• **GIVEN EXERCISE**
Make an exact copy of the listing below.

[Collected data entries]
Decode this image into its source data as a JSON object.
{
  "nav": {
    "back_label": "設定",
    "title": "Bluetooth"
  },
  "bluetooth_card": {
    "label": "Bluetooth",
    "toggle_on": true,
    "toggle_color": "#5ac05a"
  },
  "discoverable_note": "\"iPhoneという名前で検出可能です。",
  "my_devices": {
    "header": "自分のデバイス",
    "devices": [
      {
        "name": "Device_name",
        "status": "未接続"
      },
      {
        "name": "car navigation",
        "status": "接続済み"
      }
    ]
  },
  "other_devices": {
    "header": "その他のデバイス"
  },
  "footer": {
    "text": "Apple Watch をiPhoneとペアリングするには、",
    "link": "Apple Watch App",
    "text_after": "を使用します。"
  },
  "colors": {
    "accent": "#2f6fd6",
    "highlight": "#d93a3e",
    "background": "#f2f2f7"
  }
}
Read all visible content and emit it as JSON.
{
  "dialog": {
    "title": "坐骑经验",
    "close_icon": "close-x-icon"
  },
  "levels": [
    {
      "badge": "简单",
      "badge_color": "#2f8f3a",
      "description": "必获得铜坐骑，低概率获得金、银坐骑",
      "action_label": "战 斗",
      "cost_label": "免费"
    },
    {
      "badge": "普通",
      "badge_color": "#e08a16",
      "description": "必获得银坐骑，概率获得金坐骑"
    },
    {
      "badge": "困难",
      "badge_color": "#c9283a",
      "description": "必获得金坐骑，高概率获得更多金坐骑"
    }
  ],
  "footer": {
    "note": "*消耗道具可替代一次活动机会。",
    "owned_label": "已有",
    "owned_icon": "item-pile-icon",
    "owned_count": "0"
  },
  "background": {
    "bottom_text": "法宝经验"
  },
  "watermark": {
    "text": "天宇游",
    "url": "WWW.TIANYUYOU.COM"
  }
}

• **WRITTEN SOLUTION**
Decode this image into its source data as a JSON object.
{
  "nav": {
    "back_label": "設定",
    "title": "Bluetooth"
  },
  "bluetooth_card": {
    "label": "Bluetooth",
    "toggle_on": true,
    "toggle_color": "#5ac05a"
  },
  "discoverable_note": "\"iPhoneという名前で検出可能です。",
  "my_devices": {
    "header": "自分のデバイス",
    "devices": [
      {
        "name": "Device_name",
        "status": "未接続"
      },
      {
        "name": "car navigation",
        "status": "接続済み"
      }
    ]
  },
  "other_devices": {
    "header": "その他のデバイス"
  },
  "footer": {
    "text": "Apple Watch をiPhoneとペアリングするには、",
    "link": "Apple Watch App",
    "text_after": "を使用します。"
  },
  "colors": {
    "accent": "#2f6fd6",
    "highlight": "#d93a3e",
    "background": "#f2f2f7"
  }
}
Read all visible content and emit it as JSON.
{
  "dialog": {
    "title": "坐骑经验",
    "close_icon": "close-x-icon"
  },
  "levels": [
    {
      "badge": "简单",
      "badge_color": "#2f8f3a",
      "description": "必获得铜坐骑，低概率获得金、银坐骑",
      "action_label": "战 斗",
      "cost_label": "免费"
    },
    {
      "badge": "普通",
      "badge_color": "#e08a16",
      "description": "必获得银坐骑，概率获得金坐骑"
    },
    {
      "badge": "困难",
      "badge_color": "#c9283a",
      "description": "必获得金坐骑，高概率获得更多金坐骑"
    }
  ],
  "footer": {
    "note": "*消耗道具可替代一次活动机会。",
    "owned_label": "已有",
    "owned_icon": "item-pile-icon",
    "owned_count": "0"
  },
  "background": {
    "bottom_text": "法宝经验"
  },
  "watermark": {
    "text": "天宇游",
    "url": "WWW.TIANYUYOU.COM"
  }
}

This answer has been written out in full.